## Your objective
All entries should be output exactly as they stand.

## Provided records
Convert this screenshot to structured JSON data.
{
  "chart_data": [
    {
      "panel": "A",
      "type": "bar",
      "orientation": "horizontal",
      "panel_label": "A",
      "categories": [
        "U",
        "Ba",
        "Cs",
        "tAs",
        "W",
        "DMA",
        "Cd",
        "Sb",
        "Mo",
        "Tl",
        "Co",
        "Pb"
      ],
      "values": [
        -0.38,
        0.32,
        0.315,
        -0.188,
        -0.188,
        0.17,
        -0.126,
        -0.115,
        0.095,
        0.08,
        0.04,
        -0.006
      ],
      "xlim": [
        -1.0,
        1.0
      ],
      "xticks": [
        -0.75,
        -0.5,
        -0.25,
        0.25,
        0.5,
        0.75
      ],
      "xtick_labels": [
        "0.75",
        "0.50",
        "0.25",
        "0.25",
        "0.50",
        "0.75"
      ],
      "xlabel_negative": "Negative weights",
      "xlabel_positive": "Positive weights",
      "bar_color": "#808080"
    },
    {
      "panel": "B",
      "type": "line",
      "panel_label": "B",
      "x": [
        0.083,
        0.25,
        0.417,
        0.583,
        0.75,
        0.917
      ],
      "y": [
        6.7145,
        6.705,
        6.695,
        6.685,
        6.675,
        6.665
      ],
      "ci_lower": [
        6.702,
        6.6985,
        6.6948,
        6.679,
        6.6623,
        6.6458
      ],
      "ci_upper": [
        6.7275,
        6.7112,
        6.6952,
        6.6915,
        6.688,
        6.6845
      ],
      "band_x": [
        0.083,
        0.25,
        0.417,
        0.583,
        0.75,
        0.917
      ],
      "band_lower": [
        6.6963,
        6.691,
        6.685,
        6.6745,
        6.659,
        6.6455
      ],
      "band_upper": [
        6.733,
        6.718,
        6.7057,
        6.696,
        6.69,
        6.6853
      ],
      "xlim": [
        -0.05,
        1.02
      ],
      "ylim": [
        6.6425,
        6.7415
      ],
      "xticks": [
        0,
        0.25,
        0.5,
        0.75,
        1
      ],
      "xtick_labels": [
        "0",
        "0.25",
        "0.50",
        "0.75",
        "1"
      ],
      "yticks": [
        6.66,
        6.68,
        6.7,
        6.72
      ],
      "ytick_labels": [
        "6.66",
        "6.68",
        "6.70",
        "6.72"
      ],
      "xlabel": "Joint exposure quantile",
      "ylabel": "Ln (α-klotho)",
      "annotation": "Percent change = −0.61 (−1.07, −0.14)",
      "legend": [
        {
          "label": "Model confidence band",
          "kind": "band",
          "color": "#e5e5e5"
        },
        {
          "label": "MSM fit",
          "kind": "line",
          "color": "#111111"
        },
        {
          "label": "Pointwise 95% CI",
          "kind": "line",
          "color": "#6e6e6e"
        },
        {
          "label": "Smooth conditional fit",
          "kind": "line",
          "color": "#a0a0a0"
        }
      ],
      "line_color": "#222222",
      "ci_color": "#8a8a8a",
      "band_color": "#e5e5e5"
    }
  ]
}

## Exercise solution
Convert this screenshot to structured JSON data.
{
  "chart_data": [
    {
      "panel": "A",
      "type": "bar",
      "orientation": "horizontal",
      "panel_label": "A",
      "categories": [
        "U",
        "Ba",
        "Cs",
        "tAs",
        "W",
        "DMA",
        "Cd",
        "Sb",
        "Mo",
        "Tl",
        "Co",
        "Pb"
      ],
      "values": [
        -0.38,
        0.32,
        0.315,
        -0.188,
        -0.188,
        0.17,
        -0.126,
        -0.115,
        0.095,
        0.08,
        0.04,
        -0.006
      ],
      "xlim": [
        -1.0,
        1.0
      ],
      "xticks": [
        -0.75,
        -0.5,
        -0.25,
        0.25,
        0.5,
        0.75
      ],
      "xtick_labels": [
        "0.75",
        "0.50",
        "0.25",
        "0.25",
        "0.50",
        "0.75"
      ],
      "xlabel_negative": "Negative weights",
      "xlabel_positive": "Positive weights",
      "bar_color": "#808080"
    },
    {
      "panel": "B",
      "type": "line",
      "panel_label": "B",
      "x": [
        0.083,
        0.25,
        0.417,
        0.583,
        0.75,
        0.917
      ],
      "y": [
        6.7145,
        6.705,
        6.695,
        6.685,
        6.675,
        6.665
      ],
      "ci_lower": [
        6.702,
        6.6985,
        6.6948,
        6.679,
        6.6623,
        6.6458
      ],
      "ci_upper": [
        6.7275,
        6.7112,
        6.6952,
        6.6915,
        6.688,
        6.6845
      ],
      "band_x": [
        0.083,
        0.25,
        0.417,
        0.583,
        0.75,
        0.917
      ],
      "band_lower": [
        6.6963,
        6.691,
        6.685,
        6.6745,
        6.659,
        6.6455
      ],
      "band_upper": [
        6.733,
        6.718,
        6.7057,
        6.696,
        6.69,
        6.6853
      ],
      "xlim": [
        -0.05,
        1.02
      ],
      "ylim": [
        6.6425,
        6.7415
      ],
      "xticks": [
        0,
        0.25,
        0.5,
        0.75,
        1
      ],
      "xtick_labels": [
        "0",
        "0.25",
        "0.50",
        "0.75",
        "1"
      ],
      "yticks": [
        6.66,
        6.68,
        6.7,
        6.72
      ],
      "ytick_labels": [
        "6.66",
        "6.68",
        "6.70",
        "6.72"
      ],
      "xlabel": "Joint exposure quantile",
      "ylabel": "Ln (α-klotho)",
      "annotation": "Percent change = −0.61 (−1.07, −0.14)",
      "legend": [
        {
          "label": "Model confidence band",
          "kind": "band",
          "color": "#e5e5e5"
        },
        {
          "label": "MSM fit",
          "kind": "line",
          "color": "#111111"
        },
        {
          "label": "Pointwise 95% CI",
          "kind": "line",
          "color": "#6e6e6e"
        },
        {
          "label": "Smooth conditional fit",
          "kind": "line",
          "color": "#a0a0a0"
        }
      ],
      "line_color": "#222222",
      "ci_color": "#8a8a8a",
      "band_color": "#e5e5e5"
    }
  ]
}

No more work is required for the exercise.